**INSTRUCTIONS TO FOLLOW:**
Search the data for the string "author" and extract every line where it appears.

**RECORD EXCERPTS:**
──────────────────────────────

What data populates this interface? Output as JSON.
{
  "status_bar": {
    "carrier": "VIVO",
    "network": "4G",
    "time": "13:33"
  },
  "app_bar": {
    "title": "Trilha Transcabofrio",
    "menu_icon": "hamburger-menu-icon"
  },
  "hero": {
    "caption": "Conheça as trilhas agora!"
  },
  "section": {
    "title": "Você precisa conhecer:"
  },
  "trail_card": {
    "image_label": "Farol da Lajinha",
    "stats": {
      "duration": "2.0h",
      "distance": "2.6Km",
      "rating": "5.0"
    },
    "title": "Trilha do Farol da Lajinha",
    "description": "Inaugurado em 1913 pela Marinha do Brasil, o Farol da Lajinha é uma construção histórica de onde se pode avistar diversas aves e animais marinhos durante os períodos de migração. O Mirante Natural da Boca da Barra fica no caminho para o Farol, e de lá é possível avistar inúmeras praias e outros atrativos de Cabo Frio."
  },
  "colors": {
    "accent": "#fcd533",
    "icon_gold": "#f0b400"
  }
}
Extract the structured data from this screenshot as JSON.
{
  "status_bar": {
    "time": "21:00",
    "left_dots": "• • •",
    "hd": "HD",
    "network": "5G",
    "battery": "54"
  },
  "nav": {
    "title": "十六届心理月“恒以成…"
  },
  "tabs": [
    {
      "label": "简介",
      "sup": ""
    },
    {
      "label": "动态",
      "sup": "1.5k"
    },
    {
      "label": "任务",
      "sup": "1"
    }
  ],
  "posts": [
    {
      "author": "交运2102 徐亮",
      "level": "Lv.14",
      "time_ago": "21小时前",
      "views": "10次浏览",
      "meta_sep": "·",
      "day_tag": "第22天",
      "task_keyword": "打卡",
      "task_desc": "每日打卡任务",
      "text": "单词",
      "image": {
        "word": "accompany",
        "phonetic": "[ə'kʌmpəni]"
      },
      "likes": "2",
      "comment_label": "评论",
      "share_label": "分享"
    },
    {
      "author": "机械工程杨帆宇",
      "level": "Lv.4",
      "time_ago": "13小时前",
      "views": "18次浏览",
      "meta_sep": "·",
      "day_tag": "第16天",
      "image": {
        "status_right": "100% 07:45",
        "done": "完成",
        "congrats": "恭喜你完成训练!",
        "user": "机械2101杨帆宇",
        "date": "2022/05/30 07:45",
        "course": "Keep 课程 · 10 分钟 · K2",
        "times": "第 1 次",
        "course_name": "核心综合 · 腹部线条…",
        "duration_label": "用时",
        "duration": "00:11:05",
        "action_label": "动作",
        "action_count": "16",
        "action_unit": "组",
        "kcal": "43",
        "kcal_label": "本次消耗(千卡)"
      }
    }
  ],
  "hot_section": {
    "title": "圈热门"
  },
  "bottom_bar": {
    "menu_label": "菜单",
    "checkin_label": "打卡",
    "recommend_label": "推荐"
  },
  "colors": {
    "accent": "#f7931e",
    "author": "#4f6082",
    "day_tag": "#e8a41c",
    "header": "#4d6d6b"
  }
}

──────────────────────────────

**RESPONSE TO THIS TASK:**
      "author": "交运2102 徐亮",
      "author": "机械工程杨帆宇",
    "author": "#4f6082",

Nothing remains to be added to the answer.